-- WORK TO COMPLETE --
Lines containing the string "name" are to be counted; report the total by itself.

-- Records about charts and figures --
──────────

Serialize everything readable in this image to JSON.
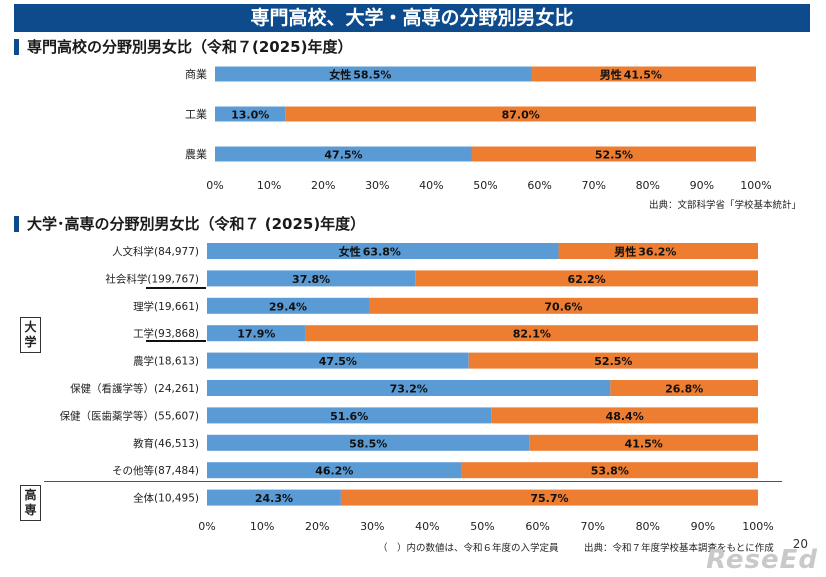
{
  "banner_title": "専門高校、大学・高専の分野別男女比",
  "page_number": "20",
  "logo_text": "ReseEd",
  "colors": {
    "female": "#5b9bd5",
    "male": "#ed7d31",
    "banner": "#0d4b8d"
  },
  "chart_data": [
    {
      "type": "bar",
      "orientation": "horizontal",
      "stacked": "percent",
      "title": "専門高校の分野別男女比（令和７(2025)年度）",
      "categories": [
        "商業",
        "工業",
        "農業"
      ],
      "series": [
        {
          "name": "女性",
          "values": [
            58.5,
            13.0,
            47.5
          ]
        },
        {
          "name": "男性",
          "values": [
            41.5,
            87.0,
            52.5
          ]
        }
      ],
      "data_labels": {
        "女性": [
          "58.5%",
          "13.0%",
          "47.5%"
        ],
        "男性": [
          "41.5%",
          "87.0%",
          "52.5%"
        ]
      },
      "xlim": [
        0,
        100
      ],
      "xticks": [
        "0%",
        "10%",
        "20%",
        "30%",
        "40%",
        "50%",
        "60%",
        "70%",
        "80%",
        "90%",
        "100%"
      ],
      "source": "出典：文部科学省「学校基本統計」"
    },
    {
      "type": "bar",
      "orientation": "horizontal",
      "stacked": "percent",
      "title": "大学･高専の分野別男女比（令和７ (2025)年度）",
      "categories": [
        "人文科学(84,977)",
        "社会科学(199,767)",
        "理学(19,661)",
        "工学(93,868)",
        "農学(18,613)",
        "保健（看護学等）(24,261)",
        "保健（医歯薬学等）(55,607)",
        "教育(46,513)",
        "その他等(87,484)",
        "全体(10,495)"
      ],
      "series": [
        {
          "name": "女性",
          "values": [
            63.8,
            37.8,
            29.4,
            17.9,
            47.5,
            73.2,
            51.6,
            58.5,
            46.2,
            24.3
          ]
        },
        {
          "name": "男性",
          "values": [
            36.2,
            62.2,
            70.6,
            82.1,
            52.5,
            26.8,
            48.4,
            41.5,
            53.8,
            75.7
          ]
        }
      ],
      "data_labels": {
        "女性": [
          "63.8%",
          "37.8%",
          "29.4%",
          "17.9%",
          "47.5%",
          "73.2%",
          "51.6%",
          "58.5%",
          "46.2%",
          "24.3%"
        ],
        "男性": [
          "36.2%",
          "62.2%",
          "70.6%",
          "82.1%",
          "52.5%",
          "26.8%",
          "48.4%",
          "41.5%",
          "53.8%",
          "75.7%"
        ]
      },
      "group_labels": [
        "大学",
        "高専"
      ],
      "underlined_categories": [
        "社会科学(199,767)",
        "工学(93,868)"
      ],
      "xlim": [
        0,
        100
      ],
      "xticks": [
        "0%",
        "10%",
        "20%",
        "30%",
        "40%",
        "50%",
        "60%",
        "70%",
        "80%",
        "90%",
        "100%"
      ],
      "note": "（　）内の数値は、令和６年度の入学定員",
      "source": "出典：令和７年度学校基本調査をもとに作成"
    }
  ]
}
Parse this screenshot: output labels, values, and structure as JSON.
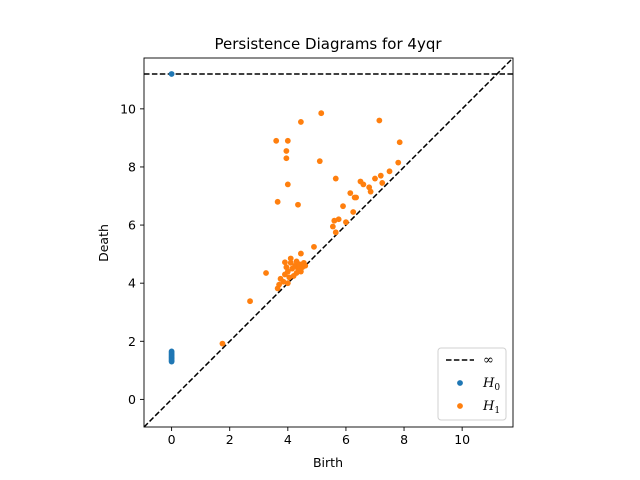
{
  "chart_data": {
    "type": "scatter",
    "title": "Persistence Diagrams for 4yqr",
    "xlabel": "Birth",
    "ylabel": "Death",
    "xlim": [
      -0.95,
      11.75
    ],
    "ylim": [
      -0.95,
      11.75
    ],
    "xticks": [
      0,
      2,
      4,
      6,
      8,
      10
    ],
    "yticks": [
      0,
      2,
      4,
      6,
      8,
      10
    ],
    "infinity_level": 11.2,
    "diagonal": true,
    "legend_position": "lower right",
    "legend": [
      {
        "label": "∞",
        "kind": "dashed-line",
        "color": "#000000"
      },
      {
        "label": "H0",
        "kind": "point",
        "color": "#1f77b4"
      },
      {
        "label": "H1",
        "kind": "point",
        "color": "#ff7f0e"
      }
    ],
    "series": [
      {
        "name": "H0",
        "color": "#1f77b4",
        "points": [
          [
            0,
            11.2
          ],
          [
            0,
            1.65
          ],
          [
            0,
            1.6
          ],
          [
            0,
            1.55
          ],
          [
            0,
            1.5
          ],
          [
            0,
            1.45
          ],
          [
            0,
            1.4
          ],
          [
            0,
            1.35
          ],
          [
            0,
            1.3
          ]
        ]
      },
      {
        "name": "H1",
        "color": "#ff7f0e",
        "points": [
          [
            1.75,
            1.92
          ],
          [
            2.7,
            3.38
          ],
          [
            3.25,
            4.35
          ],
          [
            3.65,
            3.82
          ],
          [
            3.7,
            3.95
          ],
          [
            3.75,
            4.15
          ],
          [
            3.85,
            4.05
          ],
          [
            3.9,
            4.3
          ],
          [
            3.95,
            4.55
          ],
          [
            3.9,
            4.72
          ],
          [
            4.0,
            4.4
          ],
          [
            4.05,
            4.2
          ],
          [
            4.1,
            4.7
          ],
          [
            4.1,
            4.85
          ],
          [
            4.15,
            4.5
          ],
          [
            4.2,
            4.25
          ],
          [
            4.25,
            4.6
          ],
          [
            4.3,
            4.75
          ],
          [
            4.3,
            4.35
          ],
          [
            4.35,
            4.5
          ],
          [
            4.4,
            4.65
          ],
          [
            4.45,
            4.4
          ],
          [
            4.5,
            4.55
          ],
          [
            4.55,
            4.7
          ],
          [
            4.6,
            4.6
          ],
          [
            4.0,
            4.0
          ],
          [
            4.45,
            5.02
          ],
          [
            4.9,
            5.25
          ],
          [
            5.55,
            5.95
          ],
          [
            5.6,
            6.15
          ],
          [
            5.65,
            5.75
          ],
          [
            5.75,
            6.2
          ],
          [
            5.9,
            6.65
          ],
          [
            6.0,
            6.1
          ],
          [
            6.15,
            7.1
          ],
          [
            6.25,
            6.45
          ],
          [
            6.3,
            6.95
          ],
          [
            6.35,
            6.95
          ],
          [
            6.5,
            7.5
          ],
          [
            6.6,
            7.4
          ],
          [
            6.8,
            7.3
          ],
          [
            6.85,
            7.15
          ],
          [
            7.0,
            7.6
          ],
          [
            7.2,
            7.7
          ],
          [
            7.25,
            7.45
          ],
          [
            7.5,
            7.85
          ],
          [
            7.8,
            8.15
          ],
          [
            7.85,
            8.85
          ],
          [
            7.15,
            9.6
          ],
          [
            5.65,
            7.6
          ],
          [
            5.1,
            8.2
          ],
          [
            5.15,
            9.85
          ],
          [
            4.45,
            9.55
          ],
          [
            4.35,
            6.7
          ],
          [
            4.0,
            7.4
          ],
          [
            3.95,
            8.3
          ],
          [
            3.95,
            8.55
          ],
          [
            4.0,
            8.9
          ],
          [
            3.6,
            8.9
          ],
          [
            3.65,
            6.8
          ]
        ]
      }
    ]
  }
}
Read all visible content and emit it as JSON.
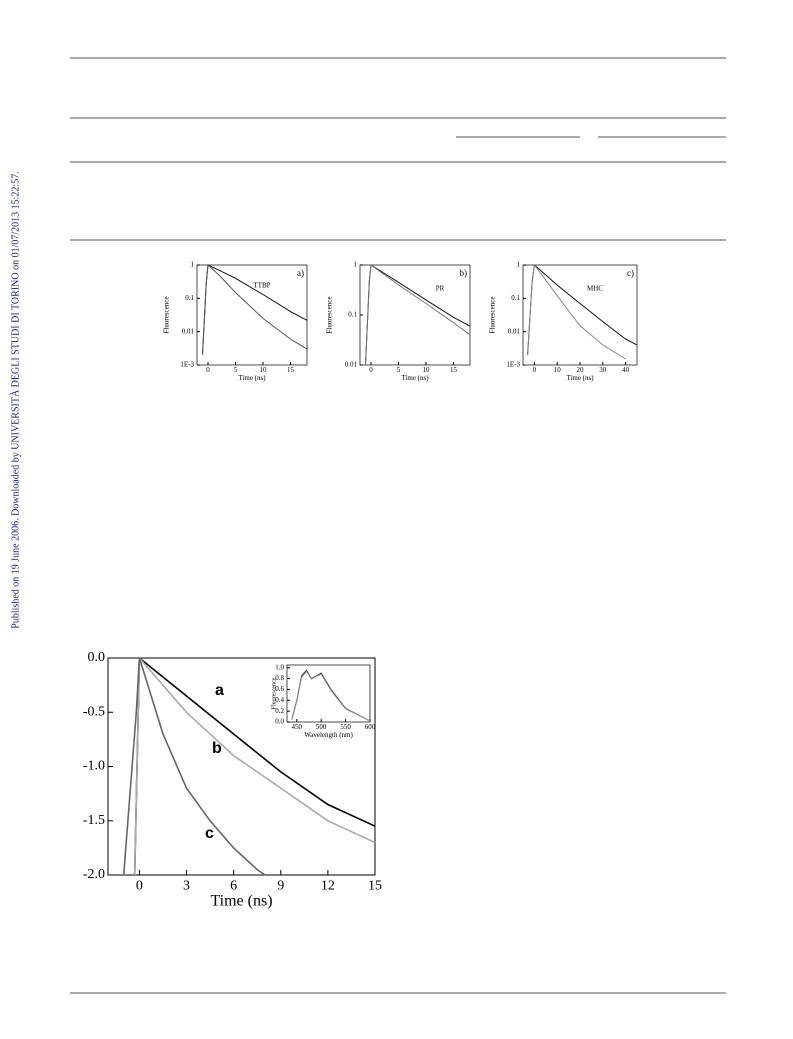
{
  "side_note": "Published on 19 June 2006. Downloaded by UNIVERSITÀ DEGLI STUDI DI TORINO on 01/07/2013 15:22:57.",
  "chart_data": [
    {
      "type": "line",
      "panel": "a)",
      "label": "TTBP",
      "ylabel": "Fluorescence",
      "xlabel": "Time (ns)",
      "log_y": true,
      "xlim": [
        -2,
        18
      ],
      "ylim": [
        0.001,
        1
      ],
      "xticks": [
        0,
        5,
        10,
        15
      ],
      "yticks": [
        1,
        0.1,
        0.01,
        {
          "value": 0.001,
          "label": "1E-3"
        }
      ],
      "series": [
        {
          "color": "#111111",
          "x": [
            -1,
            -0.3,
            0,
            2,
            5,
            10,
            15,
            18
          ],
          "values": [
            0.002,
            0.3,
            1,
            0.7,
            0.4,
            0.13,
            0.04,
            0.022
          ]
        },
        {
          "color": "#555555",
          "x": [
            -1,
            -0.3,
            0,
            2,
            5,
            10,
            15,
            18
          ],
          "values": [
            0.002,
            0.3,
            1,
            0.5,
            0.15,
            0.025,
            0.006,
            0.003
          ]
        }
      ]
    },
    {
      "type": "line",
      "panel": "b)",
      "label": "PR",
      "ylabel": "Fluorescence",
      "xlabel": "Time (ns)",
      "log_y": true,
      "xlim": [
        -2,
        18
      ],
      "ylim": [
        0.01,
        1
      ],
      "xticks": [
        0,
        5,
        10,
        15
      ],
      "yticks": [
        1,
        0.1,
        0.01
      ],
      "series": [
        {
          "color": "#111111",
          "x": [
            -1,
            -0.3,
            0,
            5,
            10,
            15,
            18
          ],
          "values": [
            0.01,
            0.5,
            1,
            0.45,
            0.2,
            0.09,
            0.06
          ]
        },
        {
          "color": "#777777",
          "x": [
            -1,
            -0.3,
            0,
            5,
            10,
            15,
            18
          ],
          "values": [
            0.01,
            0.5,
            1,
            0.4,
            0.17,
            0.07,
            0.04
          ]
        }
      ]
    },
    {
      "type": "line",
      "panel": "c)",
      "label": "MHC",
      "ylabel": "Fluorescence",
      "xlabel": "Time (ns)",
      "log_y": true,
      "xlim": [
        -5,
        45
      ],
      "ylim": [
        0.001,
        1
      ],
      "xticks": [
        0,
        10,
        20,
        30,
        40
      ],
      "yticks": [
        1,
        0.1,
        0.01,
        {
          "value": 0.001,
          "label": "1E-3"
        }
      ],
      "series": [
        {
          "color": "#111111",
          "x": [
            -3,
            -1,
            0,
            5,
            10,
            20,
            30,
            40,
            45
          ],
          "values": [
            0.002,
            0.3,
            1,
            0.5,
            0.25,
            0.07,
            0.02,
            0.006,
            0.004
          ]
        },
        {
          "color": "#888888",
          "x": [
            -3,
            -1,
            0,
            5,
            10,
            20,
            30,
            40,
            45
          ],
          "values": [
            0.002,
            0.3,
            1,
            0.35,
            0.12,
            0.015,
            0.004,
            0.0015,
            null
          ]
        }
      ]
    },
    {
      "type": "line",
      "xlabel": "Time (ns)",
      "log_y": false,
      "xlim": [
        -2,
        15
      ],
      "ylim": [
        -2,
        0
      ],
      "xticks": [
        0,
        3,
        6,
        9,
        12,
        15
      ],
      "yticks": [
        {
          "value": 0,
          "label": "0.0"
        },
        {
          "value": -0.5,
          "label": "-0.5"
        },
        {
          "value": -1,
          "label": "-1.0"
        },
        {
          "value": -1.5,
          "label": "-1.5"
        },
        {
          "value": -2,
          "label": "-2.0"
        }
      ],
      "series": [
        {
          "name": "a",
          "color": "#000000",
          "x": [
            -0.3,
            0,
            3,
            6,
            9,
            12,
            15
          ],
          "values": [
            -2,
            0,
            -0.35,
            -0.7,
            -1.05,
            -1.35,
            -1.55
          ]
        },
        {
          "name": "b",
          "color": "#aaaaaa",
          "x": [
            -0.3,
            0,
            3,
            6,
            9,
            12,
            15
          ],
          "values": [
            -2,
            0,
            -0.5,
            -0.9,
            -1.2,
            -1.5,
            -1.7
          ]
        },
        {
          "name": "c",
          "color": "#666666",
          "x": [
            -1,
            -0.2,
            0,
            1.5,
            3,
            4.5,
            6,
            7.5,
            8
          ],
          "values": [
            -2,
            -0.5,
            0,
            -0.7,
            -1.2,
            -1.5,
            -1.75,
            -1.95,
            -2
          ]
        }
      ]
    },
    {
      "type": "line",
      "ylabel": "Fluorescence",
      "xlabel": "Wavelength (nm)",
      "log_y": false,
      "xlim": [
        430,
        600
      ],
      "ylim": [
        0,
        1.05
      ],
      "xticks": [
        450,
        500,
        550,
        600
      ],
      "yticks": [
        {
          "value": 0,
          "label": "0.0"
        },
        {
          "value": 0.2,
          "label": "0.2"
        },
        {
          "value": 0.4,
          "label": "0.4"
        },
        {
          "value": 0.6,
          "label": "0.6"
        },
        {
          "value": 0.8,
          "label": "0.8"
        },
        {
          "value": 1,
          "label": "1.0"
        }
      ],
      "series": [
        {
          "color": "#222222",
          "x": [
            440,
            450,
            460,
            470,
            480,
            490,
            500,
            520,
            550,
            600
          ],
          "values": [
            0.05,
            0.4,
            0.85,
            0.95,
            0.8,
            0.85,
            0.9,
            0.6,
            0.25,
            0.02
          ]
        },
        {
          "color": "#999999",
          "x": [
            440,
            450,
            460,
            470,
            480,
            490,
            500,
            520,
            550,
            600
          ],
          "values": [
            0.04,
            0.38,
            0.82,
            0.93,
            0.79,
            0.84,
            0.88,
            0.58,
            0.24,
            0.02
          ]
        }
      ]
    }
  ]
}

──────────

-- ANSWER --
9